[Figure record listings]
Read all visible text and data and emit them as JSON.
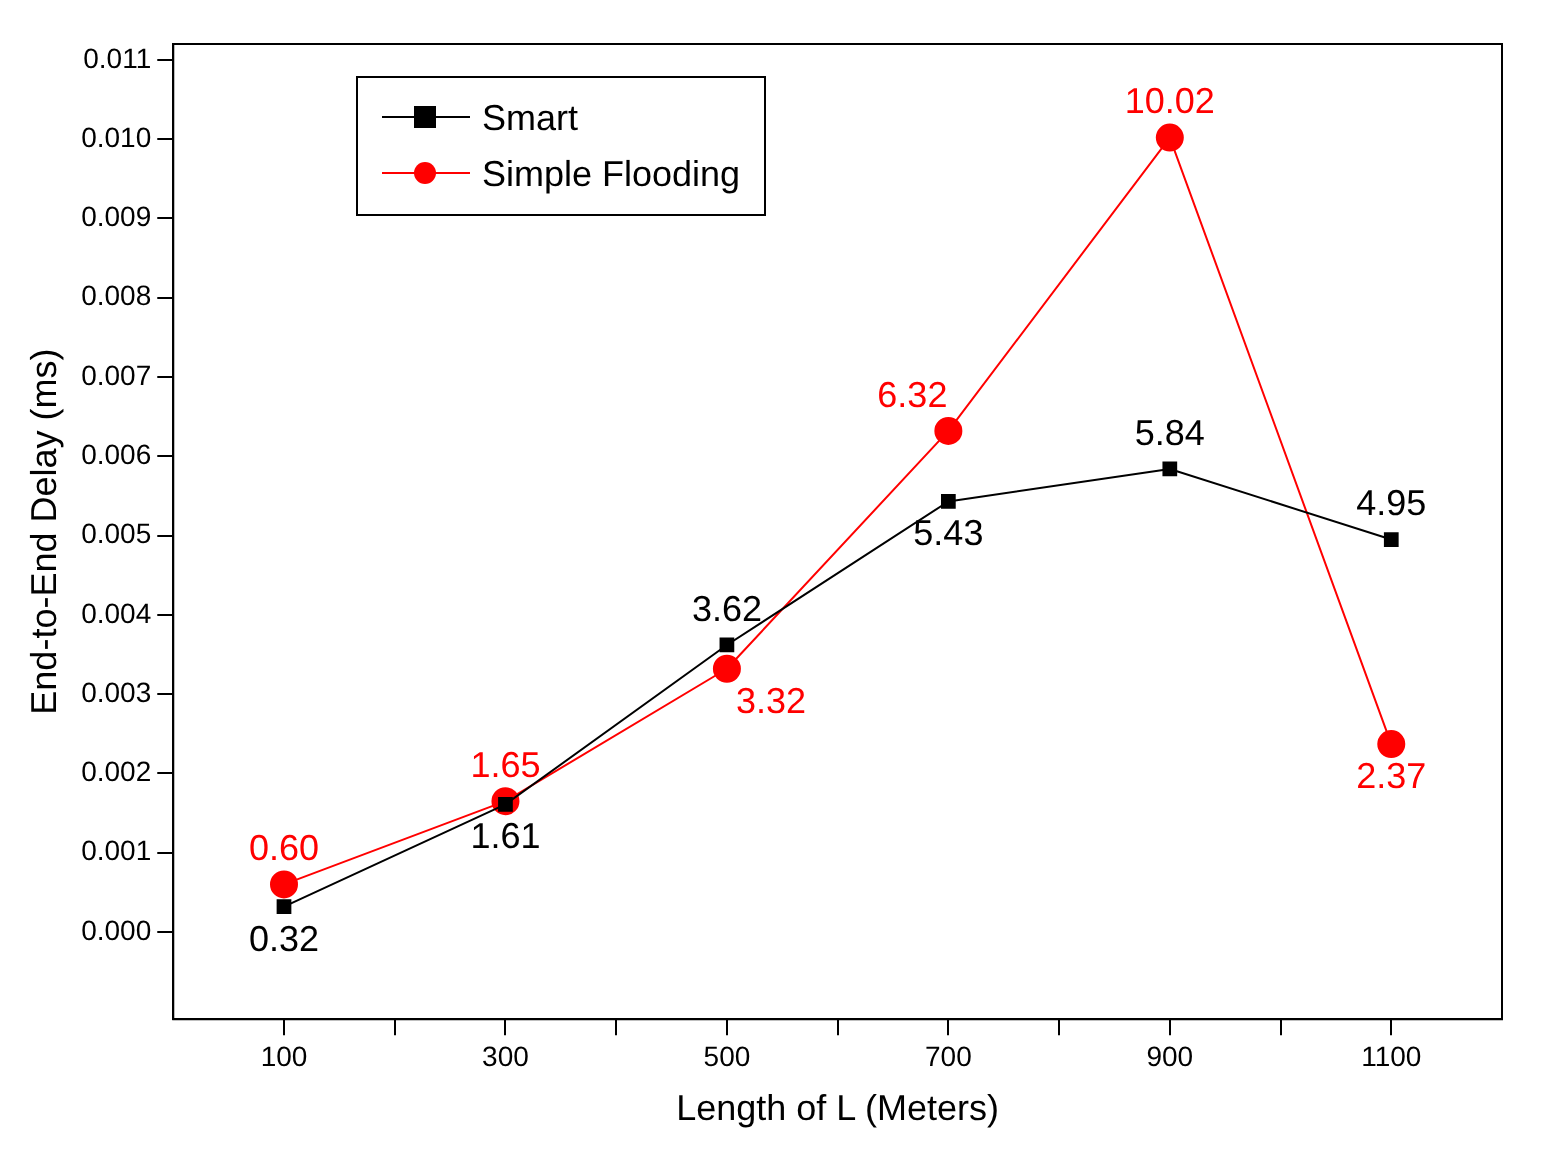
{
  "chart_data": {
    "type": "line",
    "xlabel": "Length of L (Meters)",
    "ylabel": "End-to-End Delay (ms)",
    "x": [
      100,
      300,
      500,
      700,
      900,
      1100
    ],
    "series": [
      {
        "name": "Smart",
        "color": "#000000",
        "marker": "square",
        "values": [
          0.00032,
          0.00161,
          0.00362,
          0.00543,
          0.00584,
          0.00495
        ]
      },
      {
        "name": "Simple Flooding",
        "color": "#ff0000",
        "marker": "circle",
        "values": [
          0.0006,
          0.00165,
          0.00332,
          0.00632,
          0.01002,
          0.00237
        ]
      }
    ],
    "annotations": [
      {
        "text": "0.32",
        "x": 100,
        "y": 0.00032
      },
      {
        "text": "1.61",
        "x": 300,
        "y": 0.00161
      },
      {
        "text": "3.62",
        "x": 500,
        "y": 0.00362
      },
      {
        "text": "5.43",
        "x": 700,
        "y": 0.00543
      },
      {
        "text": "5.84",
        "x": 900,
        "y": 0.00584
      },
      {
        "text": "4.95",
        "x": 1100,
        "y": 0.00495
      },
      {
        "text": "0.60",
        "x": 100,
        "y": 0.0006
      },
      {
        "text": "1.65",
        "x": 300,
        "y": 0.00165
      },
      {
        "text": "3.32",
        "x": 500,
        "y": 0.00332
      },
      {
        "text": "6.32",
        "x": 700,
        "y": 0.00632
      },
      {
        "text": "10.02",
        "x": 900,
        "y": 0.01002
      },
      {
        "text": "2.37",
        "x": 1100,
        "y": 0.00237
      }
    ],
    "xlim": [
      0,
      1200
    ],
    "xticks": [
      100,
      {
        "value": 200,
        "label": null
      },
      300,
      {
        "value": 400,
        "label": null
      },
      500,
      {
        "value": 600,
        "label": null
      },
      700,
      {
        "value": 800,
        "label": null
      },
      900,
      {
        "value": 1000,
        "label": null
      },
      1100
    ],
    "ylim": [
      -0.0011,
      0.0112
    ],
    "yticks": [
      {
        "value": 0,
        "label": "0.000"
      },
      {
        "value": 0.001,
        "label": "0.001"
      },
      {
        "value": 0.002,
        "label": "0.002"
      },
      {
        "value": 0.003,
        "label": "0.003"
      },
      {
        "value": 0.004,
        "label": "0.004"
      },
      {
        "value": 0.005,
        "label": "0.005"
      },
      {
        "value": 0.006,
        "label": "0.006"
      },
      {
        "value": 0.007,
        "label": "0.007"
      },
      {
        "value": 0.008,
        "label": "0.008"
      },
      {
        "value": 0.009,
        "label": "0.009"
      },
      {
        "value": 0.01,
        "label": "0.010"
      },
      {
        "value": 0.011,
        "label": "0.011"
      }
    ],
    "grid": false,
    "legend": "top left",
    "line_style": "solid"
  }
}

• _Short task_: Extract the full listing above verbatim; pictures are to be left out of the copy.

• _Written answer_:
Read all visible text and data and emit them as JSON.
{
  "chart_data": {
    "type": "line",
    "xlabel": "Length of L (Meters)",
    "ylabel": "End-to-End Delay (ms)",
    "x": [
      100,
      300,
      500,
      700,
      900,
      1100
    ],
    "series": [
      {
        "name": "Smart",
        "color": "#000000",
        "marker": "square",
        "values": [
          0.00032,
          0.00161,
          0.00362,
          0.00543,
          0.00584,
          0.00495
        ]
      },
      {
        "name": "Simple Flooding",
        "color": "#ff0000",
        "marker": "circle",
        "values": [
          0.0006,
          0.00165,
          0.00332,
          0.00632,
          0.01002,
          0.00237
        ]
      }
    ],
    "annotations": [
      {
        "text": "0.32",
        "x": 100,
        "y": 0.00032
      },
      {
        "text": "1.61",
        "x": 300,
        "y": 0.00161
      },
      {
        "text": "3.62",
        "x": 500,
        "y": 0.00362
      },
      {
        "text": "5.43",
        "x": 700,
        "y": 0.00543
      },
      {
        "text": "5.84",
        "x": 900,
        "y": 0.00584
      },
      {
        "text": "4.95",
        "x": 1100,
        "y": 0.00495
      },
      {
        "text": "0.60",
        "x": 100,
        "y": 0.0006
      },
      {
        "text": "1.65",
        "x": 300,
        "y": 0.00165
      },
      {
        "text": "3.32",
        "x": 500,
        "y": 0.00332
      },
      {
        "text": "6.32",
        "x": 700,
        "y": 0.00632
      },
      {
        "text": "10.02",
        "x": 900,
        "y": 0.01002
      },
      {
        "text": "2.37",
        "x": 1100,
        "y": 0.00237
      }
    ],
    "xlim": [
      0,
      1200
    ],
    "xticks": [
      100,
      {
        "value": 200,
        "label": null
      },
      300,
      {
        "value": 400,
        "label": null
      },
      500,
      {
        "value": 600,
        "label": null
      },
      700,
      {
        "value": 800,
        "label": null
      },
      900,
      {
        "value": 1000,
        "label": null
      },
      1100
    ],
    "ylim": [
      -0.0011,
      0.0112
    ],
    "yticks": [
      {
        "value": 0,
        "label": "0.000"
      },
      {
        "value": 0.001,
        "label": "0.001"
      },
      {
        "value": 0.002,
        "label": "0.002"
      },
      {
        "value": 0.003,
        "label": "0.003"
      },
      {
        "value": 0.004,
        "label": "0.004"
      },
      {
        "value": 0.005,
        "label": "0.005"
      },
      {
        "value": 0.006,
        "label": "0.006"
      },
      {
        "value": 0.007,
        "label": "0.007"
      },
      {
        "value": 0.008,
        "label": "0.008"
      },
      {
        "value": 0.009,
        "label": "0.009"
      },
      {
        "value": 0.01,
        "label": "0.010"
      },
      {
        "value": 0.011,
        "label": "0.011"
      }
    ],
    "grid": false,
    "legend": "top left",
    "line_style": "solid"
  }
}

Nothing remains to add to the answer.